= THINGS TO DO =
(A) Using the passage on money supply and quantitative easing, explain why the creation and trading of securities stopped after the 2008 crash.
(B) From the passage on money supply and quantitative easing, quote the stretch from "Finally, this idea" through "money (as currency).".

This proposal, it turns out, solves that problem. It does that by making the supply of money (as currency) independent of the rest of the economy. It becomes, in the jargon of economists, an ‘exogenous variable’. It still varies in its amount over time, but that variance has nothing to do with what is happening in the rest of the economy or the actions of any single entity within it. Given the importance of money to the economy, making the supply of currency as large as this proposal makes it and making the amount of it an exogenous variable (determined only by demographics) and having that money enter the economy without involving debt in the way it does in the proposal, with the built-in protections against inflation that exist in it, would make the economy stably self-regulating, with all of the other aforementioned outcomes always existing. (Actually taxes/public debt would still be possible, for added spending, but that is a separate issue: no taxes or public debt would ever be needed for the existing per capita level of total government spending to continue forever.)

That is why you can ‘take this idea to the bank’, as the saying goes. That it solves that fundamental economic problem establishes beyond doubt its economic validity.

not really anything new

Finally, this idea is actually not revolutionary, in the sense of being something totally new and different. Something like it has already been done in recent years. It has been called ‘quantitative easing’ (QE). That is the exception to debt as the only source of money mentioned earlier in this essay. In the existing economy QE is an irregular — some insist, illegal — source of money (as currency).

QE was invented — or at least used on a significant scale for the first time — as a response to the economic crash that occurred in 2008. Money was created (as currency) without the creation of debt. Before, money created ‘out of thin air’ had only been used (in any significant amount) to purchase newly issued debt of the central government. In QE that money was used by the central bank, on a huge scale, to purchase existing debt. That was a revolutionary act.

That money went to the entities holding a load of debt that was so vast and so complex in its interdependent structuring (using ‘derivatives’) that it was literally the case that none of them had any idea what any of it was worth (as it put me in mind of a line from “All Along The Watchtower,” by Bob Dylan). Greed had sucked the entire financial system into that vortex of speculation. When everyone involved suddenly realized that it had all gotten so convoluted that the basic information on which the process depended was a complete unknown — i.e., the value, measured in money, of the multifarious forms of debt obligations that were being created — the process simply stopped: the creation and selling/buying/swapping of ‘securities’ (cough), which had become the essence of what the financial sector was, could not proceed. That one bit of information, that the concept of value had gotten lost, hit the financial sector like “ice-nine” hitting water (thank you, Kurt Vonnegut, Jr.: Cat’s Cradle). Finance didn’t so much freeze up as it underwent a phase shift to a solid state: all movement (other than the repayment of debts by suckers who were able and willing to continue to honor our moral obligations) came to an abrupt halt.

= DATA =
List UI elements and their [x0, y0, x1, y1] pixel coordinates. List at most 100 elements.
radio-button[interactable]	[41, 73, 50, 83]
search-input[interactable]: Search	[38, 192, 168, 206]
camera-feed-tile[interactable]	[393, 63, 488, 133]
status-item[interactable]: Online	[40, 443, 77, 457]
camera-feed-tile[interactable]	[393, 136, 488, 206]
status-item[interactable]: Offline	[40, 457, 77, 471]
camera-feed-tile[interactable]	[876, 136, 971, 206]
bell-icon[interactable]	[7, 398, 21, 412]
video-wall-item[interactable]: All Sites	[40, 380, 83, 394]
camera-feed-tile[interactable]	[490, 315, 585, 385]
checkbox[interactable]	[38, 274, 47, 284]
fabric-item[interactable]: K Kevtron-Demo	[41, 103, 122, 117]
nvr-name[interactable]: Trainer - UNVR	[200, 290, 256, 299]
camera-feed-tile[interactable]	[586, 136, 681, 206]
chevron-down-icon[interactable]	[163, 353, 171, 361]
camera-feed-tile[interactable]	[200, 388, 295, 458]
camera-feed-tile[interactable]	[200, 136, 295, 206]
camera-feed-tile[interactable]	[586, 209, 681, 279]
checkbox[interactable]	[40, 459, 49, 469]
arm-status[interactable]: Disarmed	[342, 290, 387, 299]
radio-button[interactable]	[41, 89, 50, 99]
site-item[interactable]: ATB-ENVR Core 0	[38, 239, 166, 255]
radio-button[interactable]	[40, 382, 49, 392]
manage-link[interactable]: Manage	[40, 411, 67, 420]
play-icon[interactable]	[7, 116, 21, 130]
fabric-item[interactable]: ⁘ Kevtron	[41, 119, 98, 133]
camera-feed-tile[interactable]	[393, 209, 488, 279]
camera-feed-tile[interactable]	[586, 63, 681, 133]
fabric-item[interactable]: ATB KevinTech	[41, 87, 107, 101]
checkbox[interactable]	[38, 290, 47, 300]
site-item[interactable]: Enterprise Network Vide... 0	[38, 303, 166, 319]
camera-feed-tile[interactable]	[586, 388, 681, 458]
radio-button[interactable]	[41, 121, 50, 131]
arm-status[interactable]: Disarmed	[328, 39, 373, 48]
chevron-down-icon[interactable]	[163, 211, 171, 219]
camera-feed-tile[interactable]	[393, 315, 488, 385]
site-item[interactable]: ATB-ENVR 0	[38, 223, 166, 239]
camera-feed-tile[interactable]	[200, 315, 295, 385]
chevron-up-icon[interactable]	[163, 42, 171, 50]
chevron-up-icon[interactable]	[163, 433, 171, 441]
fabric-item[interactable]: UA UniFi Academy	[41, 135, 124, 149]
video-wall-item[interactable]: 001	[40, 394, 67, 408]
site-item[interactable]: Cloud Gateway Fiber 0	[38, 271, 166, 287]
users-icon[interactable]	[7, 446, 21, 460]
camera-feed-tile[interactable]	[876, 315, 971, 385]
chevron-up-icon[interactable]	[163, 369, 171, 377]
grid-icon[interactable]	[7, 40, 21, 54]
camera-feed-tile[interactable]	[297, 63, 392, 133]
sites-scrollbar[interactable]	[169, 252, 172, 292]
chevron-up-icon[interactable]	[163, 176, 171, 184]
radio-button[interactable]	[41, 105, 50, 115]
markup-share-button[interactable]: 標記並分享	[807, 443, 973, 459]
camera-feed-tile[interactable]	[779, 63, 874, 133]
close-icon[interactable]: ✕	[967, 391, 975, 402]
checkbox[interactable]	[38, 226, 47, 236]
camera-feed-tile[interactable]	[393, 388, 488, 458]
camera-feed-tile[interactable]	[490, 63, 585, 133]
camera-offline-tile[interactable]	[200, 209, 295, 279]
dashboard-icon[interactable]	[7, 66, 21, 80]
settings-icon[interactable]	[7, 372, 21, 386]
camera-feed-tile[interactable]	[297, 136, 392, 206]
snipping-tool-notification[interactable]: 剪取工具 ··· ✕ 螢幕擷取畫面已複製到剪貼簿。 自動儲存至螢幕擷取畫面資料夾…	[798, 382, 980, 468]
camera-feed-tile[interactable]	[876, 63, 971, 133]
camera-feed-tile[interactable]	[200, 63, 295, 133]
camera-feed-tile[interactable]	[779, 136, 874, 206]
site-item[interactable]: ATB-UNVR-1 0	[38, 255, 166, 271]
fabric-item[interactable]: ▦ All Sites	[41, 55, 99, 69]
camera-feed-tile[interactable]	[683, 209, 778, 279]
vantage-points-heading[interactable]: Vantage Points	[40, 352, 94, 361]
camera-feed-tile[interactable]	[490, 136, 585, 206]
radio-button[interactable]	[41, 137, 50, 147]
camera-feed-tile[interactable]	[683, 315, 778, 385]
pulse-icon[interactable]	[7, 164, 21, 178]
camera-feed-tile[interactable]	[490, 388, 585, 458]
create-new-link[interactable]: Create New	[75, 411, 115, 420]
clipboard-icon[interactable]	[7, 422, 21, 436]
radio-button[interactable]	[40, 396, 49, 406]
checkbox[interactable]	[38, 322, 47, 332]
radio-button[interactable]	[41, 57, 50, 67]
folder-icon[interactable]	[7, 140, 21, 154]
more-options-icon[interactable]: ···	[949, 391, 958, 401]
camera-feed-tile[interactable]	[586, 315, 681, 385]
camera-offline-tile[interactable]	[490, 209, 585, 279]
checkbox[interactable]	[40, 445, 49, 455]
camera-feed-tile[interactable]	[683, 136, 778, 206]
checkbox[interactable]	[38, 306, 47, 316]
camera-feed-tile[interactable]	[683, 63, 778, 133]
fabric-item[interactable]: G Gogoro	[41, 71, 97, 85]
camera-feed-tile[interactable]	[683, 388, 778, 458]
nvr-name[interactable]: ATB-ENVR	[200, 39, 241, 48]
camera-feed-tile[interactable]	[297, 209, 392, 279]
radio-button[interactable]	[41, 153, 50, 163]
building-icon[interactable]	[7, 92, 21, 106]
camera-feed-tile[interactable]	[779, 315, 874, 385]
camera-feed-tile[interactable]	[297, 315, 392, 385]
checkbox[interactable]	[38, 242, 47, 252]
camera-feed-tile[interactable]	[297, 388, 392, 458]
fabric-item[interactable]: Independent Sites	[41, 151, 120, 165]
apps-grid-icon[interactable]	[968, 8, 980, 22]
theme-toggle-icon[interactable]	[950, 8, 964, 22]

= RESULTS IN ORDER =
(A) Everyone involved suddenly realized that the debt had become so convoluted that its value, measured in money, was a complete unknown. That value was the basic information the process depended on, so the creation and selling, buying and swapping of securities could not proceed.

(B)
Finally, this idea is actually not revolutionary, in the sense of being something totally new and different. Something like it has already been done in recent years. It has been called ‘quantitative easing’ (QE). That is the exception to debt as the only source of money mentioned earlier in this essay. In the existing economy QE is an irregular — some insist, illegal — source of money (as currency).